» TASK GOAL: Please return every line of the material below word for word, with nothing changed, added, or left out.

» MATERIAL TO PROCESS:
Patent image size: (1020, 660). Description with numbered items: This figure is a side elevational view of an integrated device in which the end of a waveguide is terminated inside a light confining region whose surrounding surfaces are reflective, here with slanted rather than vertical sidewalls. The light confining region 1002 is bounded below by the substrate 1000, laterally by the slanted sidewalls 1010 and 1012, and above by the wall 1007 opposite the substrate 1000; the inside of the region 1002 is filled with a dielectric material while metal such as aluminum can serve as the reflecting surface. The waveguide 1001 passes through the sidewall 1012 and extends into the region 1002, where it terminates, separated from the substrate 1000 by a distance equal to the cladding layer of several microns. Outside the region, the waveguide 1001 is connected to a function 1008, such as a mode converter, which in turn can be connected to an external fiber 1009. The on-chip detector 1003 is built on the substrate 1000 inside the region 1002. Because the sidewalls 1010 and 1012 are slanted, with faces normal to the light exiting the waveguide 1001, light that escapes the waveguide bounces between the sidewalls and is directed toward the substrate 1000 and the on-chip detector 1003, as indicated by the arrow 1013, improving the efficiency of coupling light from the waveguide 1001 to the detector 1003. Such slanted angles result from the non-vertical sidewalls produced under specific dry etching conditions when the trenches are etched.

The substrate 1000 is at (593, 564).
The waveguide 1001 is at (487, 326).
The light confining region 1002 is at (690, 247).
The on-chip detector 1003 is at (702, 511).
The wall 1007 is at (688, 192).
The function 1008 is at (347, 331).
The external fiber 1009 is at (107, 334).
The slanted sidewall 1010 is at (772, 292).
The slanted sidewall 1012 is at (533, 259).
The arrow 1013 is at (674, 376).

» CORRECT RESPONSE:
Patent image size: (1020, 660). Description with numbered items: This figure is a side elevational view of an integrated device in which the end of a waveguide is terminated inside a light confining region whose surrounding surfaces are reflective, here with slanted rather than vertical sidewalls. The light confining region 1002 is bounded below by the substrate 1000, laterally by the slanted sidewalls 1010 and 1012, and above by the wall 1007 opposite the substrate 1000; the inside of the region 1002 is filled with a dielectric material while metal such as aluminum can serve as the reflecting surface. The waveguide 1001 passes through the sidewall 1012 and extends into the region 1002, where it terminates, separated from the substrate 1000 by a distance equal to the cladding layer of several microns. Outside the region, the waveguide 1001 is connected to a function 1008, such as a mode converter, which in turn can be connected to an external fiber 1009. The on-chip detector 1003 is built on the substrate 1000 inside the region 1002. Because the sidewalls 1010 and 1012 are slanted, with faces normal to the light exiting the waveguide 1001, light that escapes the waveguide bounces between the sidewalls and is directed toward the substrate 1000 and the on-chip detector 1003, as indicated by the arrow 1013, improving the efficiency of coupling light from the waveguide 1001 to the detector 1003. Such slanted angles result from the non-vertical sidewalls produced under specific dry etching conditions when the trenches are etched.

The substrate 1000 is at (593, 564).
The waveguide 1001 is at (487, 326).
The light confining region 1002 is at (690, 247).
The on-chip detector 1003 is at (702, 511).
The wall 1007 is at (688, 192).
The function 1008 is at (347, 331).
The external fiber 1009 is at (107, 334).
The slanted sidewall 1010 is at (772, 292).
The slanted sidewall 1012 is at (533, 259).
The arrow 1013 is at (674, 376).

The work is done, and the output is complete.